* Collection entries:
=====

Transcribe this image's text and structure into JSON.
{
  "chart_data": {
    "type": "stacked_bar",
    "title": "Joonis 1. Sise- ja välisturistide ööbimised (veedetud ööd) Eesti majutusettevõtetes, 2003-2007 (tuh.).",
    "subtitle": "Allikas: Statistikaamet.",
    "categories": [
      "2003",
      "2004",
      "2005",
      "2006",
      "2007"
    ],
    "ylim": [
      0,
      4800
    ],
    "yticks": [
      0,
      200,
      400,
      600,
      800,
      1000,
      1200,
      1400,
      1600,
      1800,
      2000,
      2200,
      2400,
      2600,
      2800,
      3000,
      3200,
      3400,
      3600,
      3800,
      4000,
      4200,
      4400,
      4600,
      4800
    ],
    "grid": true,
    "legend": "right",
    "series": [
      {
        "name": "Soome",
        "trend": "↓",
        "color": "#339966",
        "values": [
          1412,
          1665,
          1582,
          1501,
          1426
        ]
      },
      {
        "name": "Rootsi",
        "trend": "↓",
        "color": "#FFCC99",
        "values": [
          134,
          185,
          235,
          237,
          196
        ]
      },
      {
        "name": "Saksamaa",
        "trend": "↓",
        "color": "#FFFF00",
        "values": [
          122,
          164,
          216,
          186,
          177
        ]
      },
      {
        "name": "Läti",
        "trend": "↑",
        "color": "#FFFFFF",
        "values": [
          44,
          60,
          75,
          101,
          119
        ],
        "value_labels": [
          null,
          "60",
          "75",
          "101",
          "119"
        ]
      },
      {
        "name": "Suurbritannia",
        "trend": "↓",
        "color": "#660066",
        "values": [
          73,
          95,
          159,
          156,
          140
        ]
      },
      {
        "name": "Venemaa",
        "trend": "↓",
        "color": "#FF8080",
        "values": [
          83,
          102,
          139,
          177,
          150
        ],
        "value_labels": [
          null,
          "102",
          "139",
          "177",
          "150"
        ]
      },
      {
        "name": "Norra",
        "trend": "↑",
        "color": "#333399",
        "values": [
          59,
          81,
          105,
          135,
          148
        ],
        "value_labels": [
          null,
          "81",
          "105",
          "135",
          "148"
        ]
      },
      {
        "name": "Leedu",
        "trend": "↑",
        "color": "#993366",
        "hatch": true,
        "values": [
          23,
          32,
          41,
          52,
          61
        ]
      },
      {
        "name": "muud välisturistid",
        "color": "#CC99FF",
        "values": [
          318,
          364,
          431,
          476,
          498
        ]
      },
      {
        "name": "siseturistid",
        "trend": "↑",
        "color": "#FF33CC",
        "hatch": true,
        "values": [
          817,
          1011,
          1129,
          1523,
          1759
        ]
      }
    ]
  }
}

=====

* Exercise brief: Filter for "name". Return all lines that hold it.

* Final answer:
        "name": "Soome",
        "name": "Rootsi",
        "name": "Saksamaa",
        "name": "Läti",
        "name": "Suurbritannia",
        "name": "Venemaa",
        "name": "Norra",
        "name": "Leedu",
        "name": "muud välisturistid",
        "name": "siseturistid",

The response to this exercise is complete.